▸ **REQUEST 1**
Please decide whether each statement agrees with the tire thread, answering yes or no and quoting the deciding words: (a) the bike in the original question is a 2011 model year; (b) zac can fit 27 mm tires on his '09 6.5Pro; (c) a bike salesman gave 28 mm as the answer.
▸ **REQUEST 2**
In the tire thread, where does zac say his bike lacks the clearance for 27s?
* START SOURCE EXTRACT *
# Wider Tires for Trek Madone 4.5



## rickdees

Will a 700x28 tire fit?


----------



## zac

Maybe it would help if you listed the year of your 4.5 too, as clearances change. 

The biggest variance perhaps will be your tire of choice. Not all tires, as you know, are the same size, despite being labeled 27mm wide. Some are narrower some are wider, some are higher in profile (larger diameter, typically due to extra rubber) and of course some are smaller.

FWIW I cannot get 27s on my '09 6.5Pro. Those are Specialized Armadillos (winter tire). Just not enough clearance at the fork crown or seat stay crown. But I can easily clear every 25 I have tried.

HTH
zac


----------



## rickdees

_Maybe it would help if you listed the year of your 4.5 too, as clearances change. _

The model year is 2011. I asked a bike salesman and he said 28 mm. Just want to confirm.
* END SOURCE EXTRACT *
* START EXTRACTED INFORMATION *
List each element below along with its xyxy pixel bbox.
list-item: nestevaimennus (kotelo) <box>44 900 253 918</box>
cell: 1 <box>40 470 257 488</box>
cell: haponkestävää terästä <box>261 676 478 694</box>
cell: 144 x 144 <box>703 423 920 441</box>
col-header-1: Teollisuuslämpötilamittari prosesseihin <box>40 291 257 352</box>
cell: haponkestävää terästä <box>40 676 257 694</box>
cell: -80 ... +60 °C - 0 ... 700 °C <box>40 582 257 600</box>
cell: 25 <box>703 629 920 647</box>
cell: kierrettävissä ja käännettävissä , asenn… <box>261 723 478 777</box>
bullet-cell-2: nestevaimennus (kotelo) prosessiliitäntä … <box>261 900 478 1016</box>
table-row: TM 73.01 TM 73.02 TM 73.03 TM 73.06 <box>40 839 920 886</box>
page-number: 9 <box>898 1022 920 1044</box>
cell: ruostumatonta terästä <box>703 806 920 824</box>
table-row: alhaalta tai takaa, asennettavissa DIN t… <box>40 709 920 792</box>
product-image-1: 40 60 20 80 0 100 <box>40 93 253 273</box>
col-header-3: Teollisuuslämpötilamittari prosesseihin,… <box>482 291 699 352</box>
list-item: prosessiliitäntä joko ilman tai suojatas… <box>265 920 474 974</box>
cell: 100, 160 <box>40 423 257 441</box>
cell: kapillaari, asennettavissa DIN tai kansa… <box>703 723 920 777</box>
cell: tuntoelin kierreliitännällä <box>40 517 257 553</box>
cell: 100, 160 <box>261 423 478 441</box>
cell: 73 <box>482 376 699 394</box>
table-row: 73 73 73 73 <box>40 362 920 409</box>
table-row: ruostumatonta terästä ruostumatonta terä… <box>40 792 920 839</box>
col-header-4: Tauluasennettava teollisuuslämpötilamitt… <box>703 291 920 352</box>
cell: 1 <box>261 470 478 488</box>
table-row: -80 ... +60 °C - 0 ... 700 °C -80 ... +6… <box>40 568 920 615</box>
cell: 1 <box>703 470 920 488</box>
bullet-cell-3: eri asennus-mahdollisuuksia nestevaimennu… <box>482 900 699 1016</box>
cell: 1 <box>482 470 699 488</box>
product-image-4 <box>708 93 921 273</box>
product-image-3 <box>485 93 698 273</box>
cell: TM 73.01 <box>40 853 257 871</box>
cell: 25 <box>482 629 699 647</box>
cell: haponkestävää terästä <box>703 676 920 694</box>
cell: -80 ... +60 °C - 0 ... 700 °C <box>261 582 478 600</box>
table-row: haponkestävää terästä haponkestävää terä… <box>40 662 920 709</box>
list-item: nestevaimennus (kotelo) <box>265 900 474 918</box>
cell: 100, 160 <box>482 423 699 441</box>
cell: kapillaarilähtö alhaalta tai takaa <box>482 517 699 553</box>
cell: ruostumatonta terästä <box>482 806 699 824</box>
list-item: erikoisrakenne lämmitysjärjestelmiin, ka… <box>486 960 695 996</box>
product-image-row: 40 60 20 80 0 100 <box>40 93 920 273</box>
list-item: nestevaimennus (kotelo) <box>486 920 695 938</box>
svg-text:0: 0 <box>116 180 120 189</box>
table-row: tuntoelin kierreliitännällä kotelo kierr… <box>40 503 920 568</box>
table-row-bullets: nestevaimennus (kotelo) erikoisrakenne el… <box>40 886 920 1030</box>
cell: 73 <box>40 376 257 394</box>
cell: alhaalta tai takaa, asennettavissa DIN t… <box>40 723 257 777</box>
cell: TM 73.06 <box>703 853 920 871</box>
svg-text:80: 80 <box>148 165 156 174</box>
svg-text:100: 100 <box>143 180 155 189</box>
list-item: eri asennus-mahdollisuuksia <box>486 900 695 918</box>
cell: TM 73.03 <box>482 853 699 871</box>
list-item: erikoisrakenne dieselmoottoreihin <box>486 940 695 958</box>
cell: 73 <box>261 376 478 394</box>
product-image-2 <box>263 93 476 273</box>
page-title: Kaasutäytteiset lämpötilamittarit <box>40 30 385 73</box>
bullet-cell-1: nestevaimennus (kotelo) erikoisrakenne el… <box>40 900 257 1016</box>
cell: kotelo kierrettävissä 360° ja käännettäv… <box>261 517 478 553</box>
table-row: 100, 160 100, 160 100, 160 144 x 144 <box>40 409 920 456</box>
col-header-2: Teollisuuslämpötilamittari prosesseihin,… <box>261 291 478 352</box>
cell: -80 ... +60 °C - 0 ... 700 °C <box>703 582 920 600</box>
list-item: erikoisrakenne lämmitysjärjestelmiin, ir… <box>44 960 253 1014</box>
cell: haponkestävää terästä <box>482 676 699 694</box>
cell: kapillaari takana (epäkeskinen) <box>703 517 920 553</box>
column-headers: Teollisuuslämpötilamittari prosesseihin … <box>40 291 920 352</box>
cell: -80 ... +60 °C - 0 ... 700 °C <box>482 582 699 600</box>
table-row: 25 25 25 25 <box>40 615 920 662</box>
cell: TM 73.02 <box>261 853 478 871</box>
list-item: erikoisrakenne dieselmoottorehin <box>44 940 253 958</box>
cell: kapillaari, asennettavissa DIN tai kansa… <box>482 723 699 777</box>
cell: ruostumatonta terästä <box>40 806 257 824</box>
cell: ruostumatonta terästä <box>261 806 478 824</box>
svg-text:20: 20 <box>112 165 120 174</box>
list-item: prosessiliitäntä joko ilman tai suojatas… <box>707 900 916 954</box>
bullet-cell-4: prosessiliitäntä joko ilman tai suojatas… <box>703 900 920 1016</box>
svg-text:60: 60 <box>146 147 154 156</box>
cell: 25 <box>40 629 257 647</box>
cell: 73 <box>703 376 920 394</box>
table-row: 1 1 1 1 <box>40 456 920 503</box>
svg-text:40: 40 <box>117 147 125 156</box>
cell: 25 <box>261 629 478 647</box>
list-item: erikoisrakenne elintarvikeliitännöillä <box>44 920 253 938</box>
* END EXTRACTED INFORMATION *
▸ **EXPECTED OUTPUT 1**
(a) Yes: "The model year is 2011."
(b) No: "FWIW I cannot get 27s on my '09 6.5Pro."
(c) Yes: "I asked a bike salesman and he said 28 mm."

▸ **EXPECTED OUTPUT 2**
At the fork crown or the seat stay crown.